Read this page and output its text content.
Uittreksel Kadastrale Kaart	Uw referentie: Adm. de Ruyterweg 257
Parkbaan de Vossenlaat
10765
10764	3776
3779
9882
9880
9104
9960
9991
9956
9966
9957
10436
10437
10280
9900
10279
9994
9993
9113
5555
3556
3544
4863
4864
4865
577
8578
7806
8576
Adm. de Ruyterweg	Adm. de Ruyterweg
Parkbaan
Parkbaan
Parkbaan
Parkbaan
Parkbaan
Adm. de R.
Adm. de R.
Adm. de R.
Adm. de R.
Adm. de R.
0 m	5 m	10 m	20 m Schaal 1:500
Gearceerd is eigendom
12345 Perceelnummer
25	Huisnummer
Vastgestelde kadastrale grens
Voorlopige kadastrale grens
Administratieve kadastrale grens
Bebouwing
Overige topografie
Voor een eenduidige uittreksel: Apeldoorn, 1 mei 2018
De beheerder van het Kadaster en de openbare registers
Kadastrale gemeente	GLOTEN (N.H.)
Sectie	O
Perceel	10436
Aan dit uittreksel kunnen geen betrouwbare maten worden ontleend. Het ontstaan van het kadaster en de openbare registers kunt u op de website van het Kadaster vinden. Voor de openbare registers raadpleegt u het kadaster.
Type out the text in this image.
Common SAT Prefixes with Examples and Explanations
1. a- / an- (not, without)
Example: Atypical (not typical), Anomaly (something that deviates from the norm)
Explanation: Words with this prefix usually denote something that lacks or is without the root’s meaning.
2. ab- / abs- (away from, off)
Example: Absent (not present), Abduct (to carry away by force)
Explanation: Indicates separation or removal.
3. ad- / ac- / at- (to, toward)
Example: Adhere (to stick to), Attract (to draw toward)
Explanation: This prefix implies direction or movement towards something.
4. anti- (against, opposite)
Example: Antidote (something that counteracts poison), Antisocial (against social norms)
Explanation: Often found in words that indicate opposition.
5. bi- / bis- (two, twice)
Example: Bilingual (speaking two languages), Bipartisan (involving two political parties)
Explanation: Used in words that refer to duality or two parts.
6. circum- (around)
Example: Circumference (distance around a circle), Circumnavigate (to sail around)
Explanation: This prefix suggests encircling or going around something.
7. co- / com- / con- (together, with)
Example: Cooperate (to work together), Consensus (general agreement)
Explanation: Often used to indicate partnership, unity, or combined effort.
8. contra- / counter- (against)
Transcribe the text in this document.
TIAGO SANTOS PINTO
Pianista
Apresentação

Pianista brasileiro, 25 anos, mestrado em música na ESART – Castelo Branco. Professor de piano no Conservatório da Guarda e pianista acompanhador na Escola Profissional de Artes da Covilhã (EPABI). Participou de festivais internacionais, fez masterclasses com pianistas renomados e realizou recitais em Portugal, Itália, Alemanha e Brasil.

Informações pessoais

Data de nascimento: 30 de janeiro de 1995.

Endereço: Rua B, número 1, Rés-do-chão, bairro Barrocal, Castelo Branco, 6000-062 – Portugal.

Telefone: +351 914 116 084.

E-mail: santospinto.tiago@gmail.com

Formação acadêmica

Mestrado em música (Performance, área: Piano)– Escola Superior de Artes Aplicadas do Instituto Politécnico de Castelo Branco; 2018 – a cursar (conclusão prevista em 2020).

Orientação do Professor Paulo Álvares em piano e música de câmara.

Given exercise » In the material above, find each line that contains the word "Pianista", and select it.

Task result »
Pianista
Pianista brasileiro, 25 anos, mestrado em música na ESART – Castelo Branco. Professor de piano no Conservatório da Guarda e pianista acompanhador na Escola Profissional de Artes da Covilhã (EPABI). Participou de festivais internacionais, fez masterclasses com pianistas renomados e realizou recitais em Portugal, Itália, Alemanha e Brasil.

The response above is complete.